• **Source data**
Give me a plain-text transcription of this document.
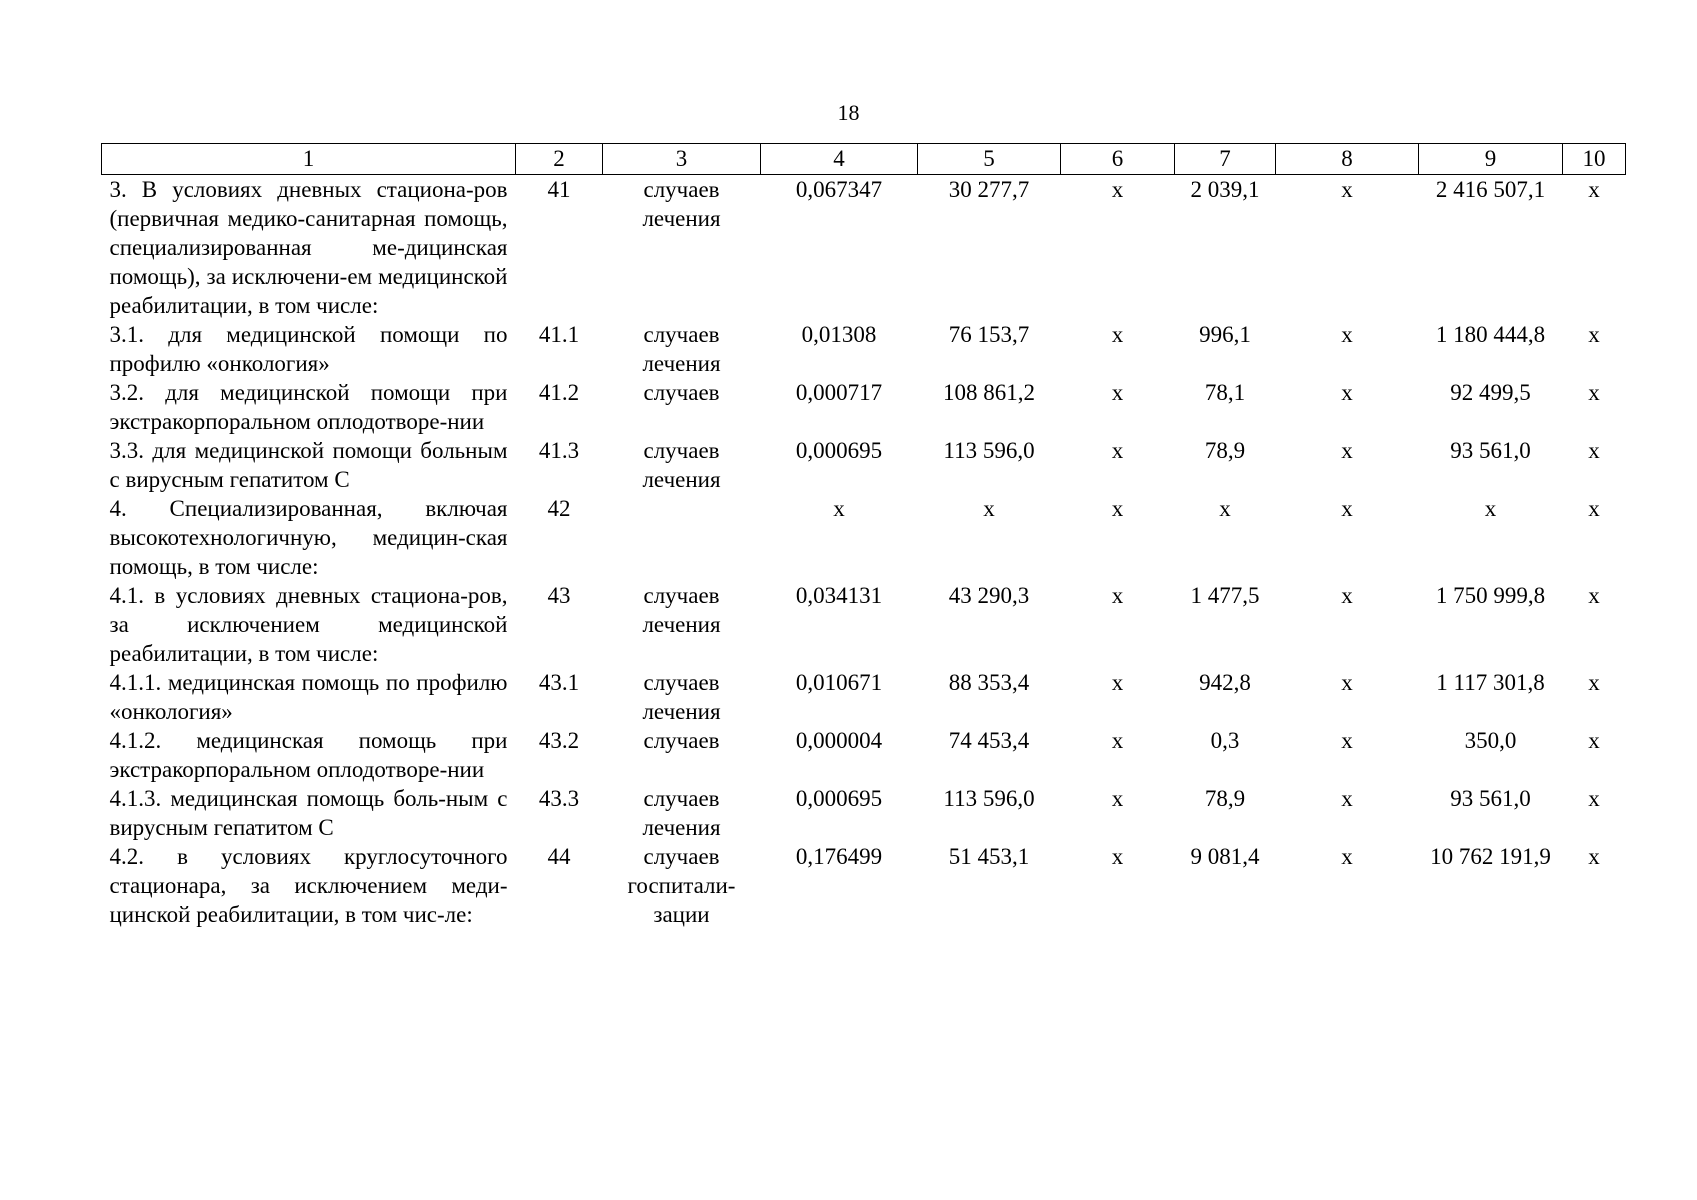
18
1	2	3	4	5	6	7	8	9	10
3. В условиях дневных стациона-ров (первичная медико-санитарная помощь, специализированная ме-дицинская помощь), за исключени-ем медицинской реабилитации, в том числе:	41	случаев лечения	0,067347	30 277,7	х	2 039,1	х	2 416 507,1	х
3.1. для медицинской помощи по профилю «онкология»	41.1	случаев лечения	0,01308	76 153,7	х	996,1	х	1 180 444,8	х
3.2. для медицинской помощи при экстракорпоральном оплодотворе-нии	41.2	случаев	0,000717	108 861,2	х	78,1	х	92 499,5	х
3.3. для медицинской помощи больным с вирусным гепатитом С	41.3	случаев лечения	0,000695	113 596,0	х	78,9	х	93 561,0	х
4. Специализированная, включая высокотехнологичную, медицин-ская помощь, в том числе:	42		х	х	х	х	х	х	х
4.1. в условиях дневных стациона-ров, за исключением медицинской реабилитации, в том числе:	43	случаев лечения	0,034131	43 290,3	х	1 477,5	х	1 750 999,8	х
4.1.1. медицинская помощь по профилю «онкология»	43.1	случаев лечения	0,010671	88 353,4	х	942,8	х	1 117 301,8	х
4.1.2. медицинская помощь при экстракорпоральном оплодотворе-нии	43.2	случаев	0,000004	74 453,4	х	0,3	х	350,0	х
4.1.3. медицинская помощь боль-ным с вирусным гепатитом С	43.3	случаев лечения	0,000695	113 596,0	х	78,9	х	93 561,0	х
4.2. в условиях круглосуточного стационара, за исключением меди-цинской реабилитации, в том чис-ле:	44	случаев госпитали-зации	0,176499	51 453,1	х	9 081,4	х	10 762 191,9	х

• **Given request**
Please write out all of the material above without changing a word, and omit any pictures.

• **Output**
Give me a plain-text transcription of this document.
18
1	2	3	4	5	6	7	8	9	10
3. В условиях дневных стациона-ров (первичная медико-санитарная помощь, специализированная ме-дицинская помощь), за исключени-ем медицинской реабилитации, в том числе:	41	случаев лечения	0,067347	30 277,7	х	2 039,1	х	2 416 507,1	х
3.1. для медицинской помощи по профилю «онкология»	41.1	случаев лечения	0,01308	76 153,7	х	996,1	х	1 180 444,8	х
3.2. для медицинской помощи при экстракорпоральном оплодотворе-нии	41.2	случаев	0,000717	108 861,2	х	78,1	х	92 499,5	х
3.3. для медицинской помощи больным с вирусным гепатитом С	41.3	случаев лечения	0,000695	113 596,0	х	78,9	х	93 561,0	х
4. Специализированная, включая высокотехнологичную, медицин-ская помощь, в том числе:	42		х	х	х	х	х	х	х
4.1. в условиях дневных стациона-ров, за исключением медицинской реабилитации, в том числе:	43	случаев лечения	0,034131	43 290,3	х	1 477,5	х	1 750 999,8	х
4.1.1. медицинская помощь по профилю «онкология»	43.1	случаев лечения	0,010671	88 353,4	х	942,8	х	1 117 301,8	х
4.1.2. медицинская помощь при экстракорпоральном оплодотворе-нии	43.2	случаев	0,000004	74 453,4	х	0,3	х	350,0	х
4.1.3. медицинская помощь боль-ным с вирусным гепатитом С	43.3	случаев лечения	0,000695	113 596,0	х	78,9	х	93 561,0	х
4.2. в условиях круглосуточного стационара, за исключением меди-цинской реабилитации, в том чис-ле:	44	случаев госпитали-зации	0,176499	51 453,1	х	9 081,4	х	10 762 191,9	х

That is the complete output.